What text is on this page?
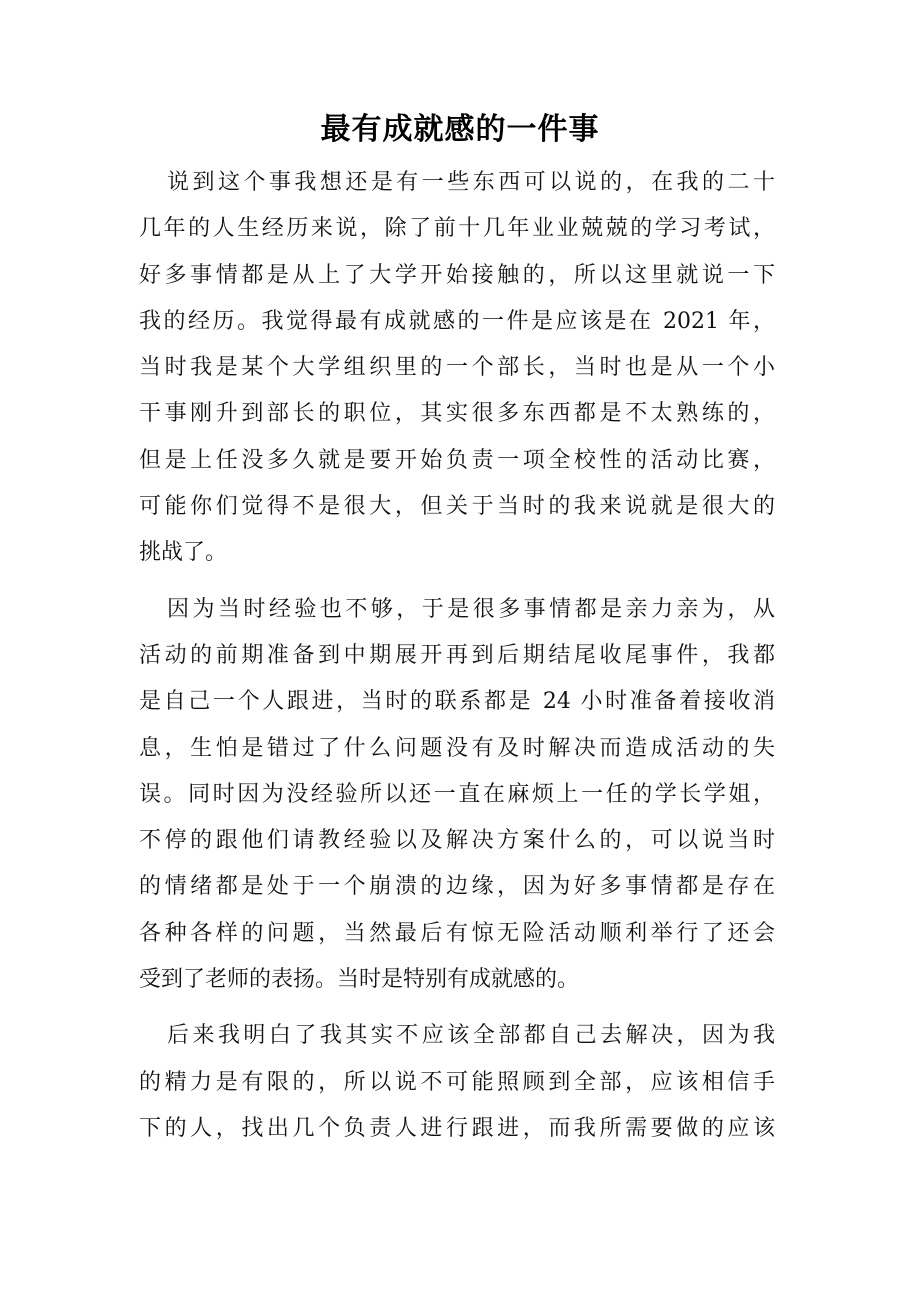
最有成就感的一件事
说到这个事我想还是有一些东西可以说的，在我的二十
几年的人生经历来说，除了前十几年业业兢兢的学习考试，
好多事情都是从上了大学开始接触的，所以这里就说一下
我的经历。我觉得最有成就感的一件是应该是在 2021 年，
当时我是某个大学组织里的一个部长，当时也是从一个小
干事刚升到部长的职位，其实很多东西都是不太熟练的，
但是上任没多久就是要开始负责一项全校性的活动比赛，
可能你们觉得不是很大，但关于当时的我来说就是很大的
挑战了。
因为当时经验也不够，于是很多事情都是亲力亲为，从
活动的前期准备到中期展开再到后期结尾收尾事件，我都
是自己一个人跟进，当时的联系都是 24 小时准备着接收消
息，生怕是错过了什么问题没有及时解决而造成活动的失
误。同时因为没经验所以还一直在麻烦上一任的学长学姐，
不停的跟他们请教经验以及解决方案什么的，可以说当时
的情绪都是处于一个崩溃的边缘，因为好多事情都是存在
各种各样的问题，当然最后有惊无险活动顺利举行了还会
受到了老师的表扬。当时是特别有成就感的。
后来我明白了我其实不应该全部都自己去解决，因为我
的精力是有限的，所以说不可能照顾到全部，应该相信手
下的人，找出几个负责人进行跟进，而我所需要做的应该
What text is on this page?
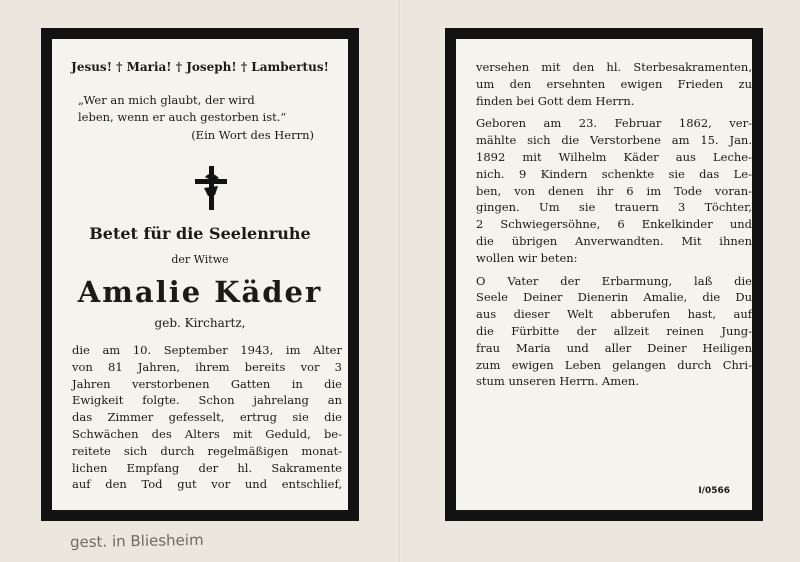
Jesus! † Maria! † Joseph! † Lambertus!
„Wer an mich glaubt, der wird
leben, wenn er auch gestorben ist.“
(Ein Wort des Herrn)
Betet für die Seelenruhe
der Witwe
Amalie Käder
geb. Kirchartz,
die am 10. September 1943, im Alter
von 81 Jahren, ihrem bereits vor 3
Jahren verstorbenen Gatten in die
Ewigkeit folgte. Schon jahrelang an
das Zimmer gefesselt, ertrug sie die
Schwächen des Alters mit Geduld, be-
reitete sich durch regelmäßigen monat-
lichen Empfang der hl. Sakramente
auf den Tod gut vor und entschlief,
versehen mit den hl. Sterbesakramenten,
um den ersehnten ewigen Frieden zu
finden bei Gott dem Herrn.
Geboren am 23. Februar 1862, ver-
mählte sich die Verstorbene am 15. Jan.
1892 mit Wilhelm Käder aus Leche-
nich. 9 Kindern schenkte sie das Le-
ben, von denen ihr 6 im Tode voran-
gingen. Um sie trauern 3 Töchter,
2 Schwiegersöhne, 6 Enkelkinder und
die übrigen Anverwandten. Mit ihnen
wollen wir beten:
O Vater der Erbarmung, laß die
Seele Deiner Dienerin Amalie, die Du
aus dieser Welt abberufen hast, auf
die Fürbitte der allzeit reinen Jung-
frau Maria und aller Deiner Heiligen
zum ewigen Leben gelangen durch Chri-
stum unseren Herrn. Amen.
I/0566
gest. in Bliesheim
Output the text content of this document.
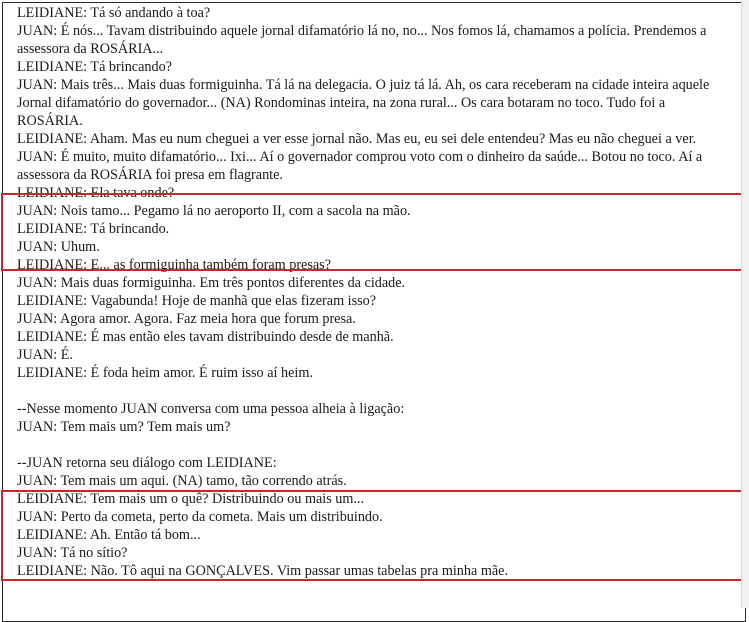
LEIDIANE: Tá só andando à toa?

JUAN: É nós... Tavam distribuindo aquele jornal difamatório lá no, no... Nos fomos lá, chamamos a polícia. Prendemos a assessora da ROSÁRIA...

LEIDIANE: Tá brincando?

JUAN: Mais três... Mais duas formiguinha. Tá lá na delegacia. O juiz tá lá. Ah, os cara receberam na cidade inteira aquele Jornal difamatório do governador... (NA) Rondominas inteira, na zona rural... Os cara botaram no toco. Tudo foi a ROSÁRIA.

LEIDIANE: Aham. Mas eu num cheguei a ver esse jornal não. Mas eu, eu sei dele entendeu? Mas eu não cheguei a ver.

JUAN: É muito, muito difamatório... Ixi... Aí o governador comprou voto com o dinheiro da saúde... Botou no toco. Aí a assessora da ROSÁRIA foi presa em flagrante.

LEIDIANE: Ela tava onde?

JUAN: Nois tamo... Pegamo lá no aeroporto II, com a sacola na mão.

LEIDIANE: Tá brincando.

JUAN: Uhum.

LEIDIANE: E... as formiguinha também foram presas?

JUAN: Mais duas formiguinha. Em três pontos diferentes da cidade.

LEIDIANE: Vagabunda! Hoje de manhã que elas fizeram isso?

JUAN: Agora amor. Agora. Faz meia hora que forum presa.

LEIDIANE: É mas então eles tavam distribuindo desde de manhã.

JUAN: É.

LEIDIANE: É foda heim amor. É ruim isso aí heim.

--Nesse momento JUAN conversa com uma pessoa alheia à ligação:

JUAN: Tem mais um? Tem mais um?

--JUAN retorna seu diálogo com LEIDIANE:

JUAN: Tem mais um aqui. (NA) tamo, tão correndo atrás.

LEIDIANE: Tem mais um o quê? Distribuindo ou mais um...

JUAN: Perto da cometa, perto da cometa. Mais um distribuindo.

LEIDIANE: Ah. Então tá bom...

JUAN: Tá no sítio?

LEIDIANE: Não. Tô aqui na GONÇALVES. Vim passar umas tabelas pra minha mãe.
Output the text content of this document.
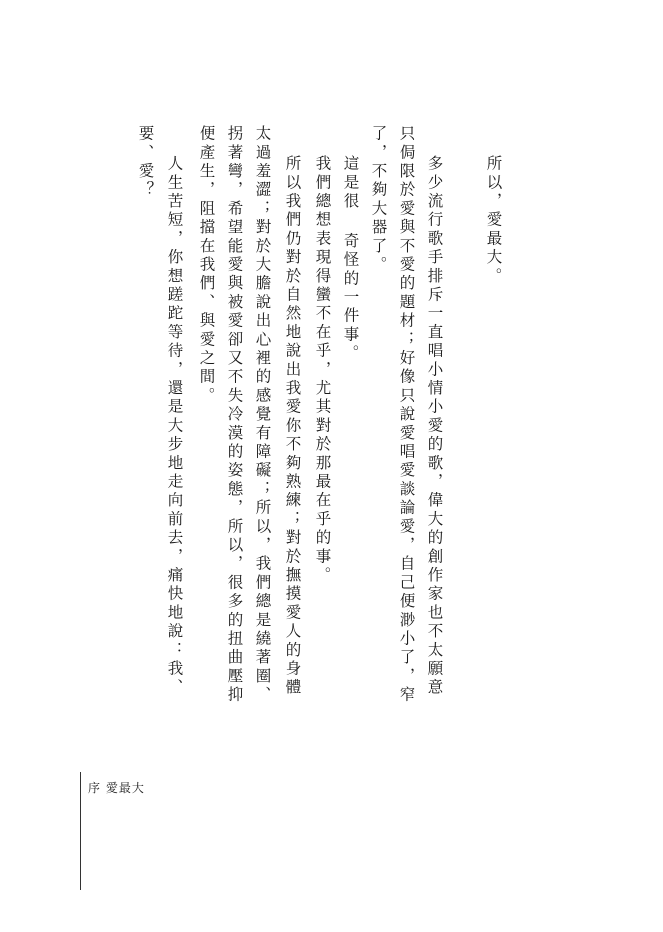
所以，愛最大。

多少流行歌手排斥一直唱小情小愛的歌，偉大的創作家也不太願意

只侷限於愛與不愛的題材；好像只說愛唱愛談論愛，自己便渺小了，窄

了，不夠大器了。

這是很 奇怪的一件事。

我們總想表現得蠻不在乎，尤其對於那最在乎的事。

所以我們仍對於自然地說出我愛你不夠熟練；對於撫摸愛人的身體

太過羞澀；對於大膽說出心裡的感覺有障礙；所以，我們總是繞著圈、

拐著彎，希望能愛與被愛卻又不失冷漠的姿態，所以，很多的扭曲壓抑

便產生，阻擋在我們、與愛之間。

人生苦短，你想蹉跎等待，還是大步地走向前去，痛快地說：我、

要、愛？

序 愛最大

= = = =

What is needed –
Please repeat the entries exactly. Do not include the pictures.

Response to this task –
What text is on this page?
最有成就感的一件事
说到这个事我想还是有一些东西可以说的，在我的二十
几年的人生经历来说，除了前十几年业业兢兢的学习考试，
好多事情都是从上了大学开始接触的，所以这里就说一下
我的经历。我觉得最有成就感的一件是应该是在 2021 年，
当时我是某个大学组织里的一个部长，当时也是从一个小
干事刚升到部长的职位，其实很多东西都是不太熟练的，
但是上任没多久就是要开始负责一项全校性的活动比赛，
可能你们觉得不是很大，但关于当时的我来说就是很大的
挑战了。
因为当时经验也不够，于是很多事情都是亲力亲为，从
活动的前期准备到中期展开再到后期结尾收尾事件，我都
是自己一个人跟进，当时的联系都是 24 小时准备着接收消
息，生怕是错过了什么问题没有及时解决而造成活动的失
误。同时因为没经验所以还一直在麻烦上一任的学长学姐，
不停的跟他们请教经验以及解决方案什么的，可以说当时
的情绪都是处于一个崩溃的边缘，因为好多事情都是存在
各种各样的问题，当然最后有惊无险活动顺利举行了还会
受到了老师的表扬。当时是特别有成就感的。
后来我明白了我其实不应该全部都自己去解决，因为我
的精力是有限的，所以说不可能照顾到全部，应该相信手
下的人，找出几个负责人进行跟进，而我所需要做的应该
What text is on this page?
Jesus! † Maria! † Joseph! † Lambertus!
„Wer an mich glaubt, der wird
leben, wenn er auch gestorben ist.“
(Ein Wort des Herrn)
Betet für die Seelenruhe
der Witwe
Amalie Käder
geb. Kirchartz,
die am 10. September 1943, im Alter
von 81 Jahren, ihrem bereits vor 3
Jahren verstorbenen Gatten in die
Ewigkeit folgte. Schon jahrelang an
das Zimmer gefesselt, ertrug sie die
Schwächen des Alters mit Geduld, be-
reitete sich durch regelmäßigen monat-
lichen Empfang der hl. Sakramente
auf den Tod gut vor und entschlief,
versehen mit den hl. Sterbesakramenten,
um den ersehnten ewigen Frieden zu
finden bei Gott dem Herrn.
Geboren am 23. Februar 1862, ver-
mählte sich die Verstorbene am 15. Jan.
1892 mit Wilhelm Käder aus Leche-
nich. 9 Kindern schenkte sie das Le-
ben, von denen ihr 6 im Tode voran-
gingen. Um sie trauern 3 Töchter,
2 Schwiegersöhne, 6 Enkelkinder und
die übrigen Anverwandten. Mit ihnen
wollen wir beten:
O Vater der Erbarmung, laß die
Seele Deiner Dienerin Amalie, die Du
aus dieser Welt abberufen hast, auf
die Fürbitte der allzeit reinen Jung-
frau Maria und aller Deiner Heiligen
zum ewigen Leben gelangen durch Chri-
stum unseren Herrn. Amen.
I/0566
gest. in Bliesheim
Output the text content of this document.
LEIDIANE: Tá só andando à toa?

JUAN: É nós... Tavam distribuindo aquele jornal difamatório lá no, no... Nos fomos lá, chamamos a polícia. Prendemos a assessora da ROSÁRIA...

LEIDIANE: Tá brincando?

JUAN: Mais três... Mais duas formiguinha. Tá lá na delegacia. O juiz tá lá. Ah, os cara receberam na cidade inteira aquele Jornal difamatório do governador... (NA) Rondominas inteira, na zona rural... Os cara botaram no toco. Tudo foi a ROSÁRIA.

LEIDIANE: Aham. Mas eu num cheguei a ver esse jornal não. Mas eu, eu sei dele entendeu? Mas eu não cheguei a ver.

JUAN: É muito, muito difamatório... Ixi... Aí o governador comprou voto com o dinheiro da saúde... Botou no toco. Aí a assessora da ROSÁRIA foi presa em flagrante.

LEIDIANE: Ela tava onde?

JUAN: Nois tamo... Pegamo lá no aeroporto II, com a sacola na mão.

LEIDIANE: Tá brincando.

JUAN: Uhum.

LEIDIANE: E... as formiguinha também foram presas?

JUAN: Mais duas formiguinha. Em três pontos diferentes da cidade.

LEIDIANE: Vagabunda! Hoje de manhã que elas fizeram isso?

JUAN: Agora amor. Agora. Faz meia hora que forum presa.

LEIDIANE: É mas então eles tavam distribuindo desde de manhã.

JUAN: É.

LEIDIANE: É foda heim amor. É ruim isso aí heim.

--Nesse momento JUAN conversa com uma pessoa alheia à ligação:

JUAN: Tem mais um? Tem mais um?

--JUAN retorna seu diálogo com LEIDIANE:

JUAN: Tem mais um aqui. (NA) tamo, tão correndo atrás.

LEIDIANE: Tem mais um o quê? Distribuindo ou mais um...

JUAN: Perto da cometa, perto da cometa. Mais um distribuindo.

LEIDIANE: Ah. Então tá bom...

JUAN: Tá no sítio?

LEIDIANE: Não. Tô aqui na GONÇALVES. Vim passar umas tabelas pra minha mãe.
Output the text content of this document.
所以，愛最大。

多少流行歌手排斥一直唱小情小愛的歌，偉大的創作家也不太願意

只侷限於愛與不愛的題材；好像只說愛唱愛談論愛，自己便渺小了，窄

了，不夠大器了。

這是很 奇怪的一件事。

我們總想表現得蠻不在乎，尤其對於那最在乎的事。

所以我們仍對於自然地說出我愛你不夠熟練；對於撫摸愛人的身體

太過羞澀；對於大膽說出心裡的感覺有障礙；所以，我們總是繞著圈、

拐著彎，希望能愛與被愛卻又不失冷漠的姿態，所以，很多的扭曲壓抑

便產生，阻擋在我們、與愛之間。

人生苦短，你想蹉跎等待，還是大步地走向前去，痛快地說：我、

要、愛？

序 愛最大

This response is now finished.